_Task directions_
Identify the lines bearing the string "империи" and gather them.

───── Records

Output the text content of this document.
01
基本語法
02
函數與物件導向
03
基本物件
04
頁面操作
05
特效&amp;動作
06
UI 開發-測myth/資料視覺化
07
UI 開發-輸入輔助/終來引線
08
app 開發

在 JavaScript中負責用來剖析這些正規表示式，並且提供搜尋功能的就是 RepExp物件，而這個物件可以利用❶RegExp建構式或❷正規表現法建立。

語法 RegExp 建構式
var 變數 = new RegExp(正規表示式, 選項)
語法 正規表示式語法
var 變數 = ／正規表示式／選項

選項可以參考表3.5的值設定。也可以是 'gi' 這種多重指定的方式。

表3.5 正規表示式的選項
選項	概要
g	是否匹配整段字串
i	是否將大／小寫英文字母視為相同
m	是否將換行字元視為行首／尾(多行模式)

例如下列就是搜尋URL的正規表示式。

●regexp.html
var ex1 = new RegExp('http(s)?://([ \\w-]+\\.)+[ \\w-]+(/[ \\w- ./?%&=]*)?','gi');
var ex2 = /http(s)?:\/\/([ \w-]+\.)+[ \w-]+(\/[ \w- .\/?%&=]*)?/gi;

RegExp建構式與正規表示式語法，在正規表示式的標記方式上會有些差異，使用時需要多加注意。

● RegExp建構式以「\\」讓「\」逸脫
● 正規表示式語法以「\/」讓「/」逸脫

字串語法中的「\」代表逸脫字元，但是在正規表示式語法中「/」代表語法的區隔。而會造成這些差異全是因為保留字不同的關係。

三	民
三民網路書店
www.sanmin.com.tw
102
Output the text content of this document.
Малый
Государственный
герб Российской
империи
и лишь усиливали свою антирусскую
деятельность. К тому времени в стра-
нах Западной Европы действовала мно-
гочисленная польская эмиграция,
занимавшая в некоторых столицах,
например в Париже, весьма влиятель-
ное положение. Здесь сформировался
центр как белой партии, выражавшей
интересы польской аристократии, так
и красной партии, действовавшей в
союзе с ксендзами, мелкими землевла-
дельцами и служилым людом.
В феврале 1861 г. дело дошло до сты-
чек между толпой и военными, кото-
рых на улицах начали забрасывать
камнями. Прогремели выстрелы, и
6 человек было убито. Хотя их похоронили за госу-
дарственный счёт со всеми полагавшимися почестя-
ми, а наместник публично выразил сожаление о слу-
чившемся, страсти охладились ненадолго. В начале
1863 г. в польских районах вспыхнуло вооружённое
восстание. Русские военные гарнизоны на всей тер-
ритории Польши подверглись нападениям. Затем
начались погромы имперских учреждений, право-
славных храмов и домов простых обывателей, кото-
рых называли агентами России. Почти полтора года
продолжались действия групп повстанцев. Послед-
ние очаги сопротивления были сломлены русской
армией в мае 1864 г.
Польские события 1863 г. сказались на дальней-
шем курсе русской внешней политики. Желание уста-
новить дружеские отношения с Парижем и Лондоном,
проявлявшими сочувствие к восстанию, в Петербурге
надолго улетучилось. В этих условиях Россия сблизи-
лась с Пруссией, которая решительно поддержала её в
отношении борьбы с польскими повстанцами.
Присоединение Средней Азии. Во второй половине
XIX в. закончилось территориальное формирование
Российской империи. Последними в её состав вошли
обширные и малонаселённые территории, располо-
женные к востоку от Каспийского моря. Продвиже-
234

──────────

_Exercise output_
империи
Российской империи. Последними в её состав вошли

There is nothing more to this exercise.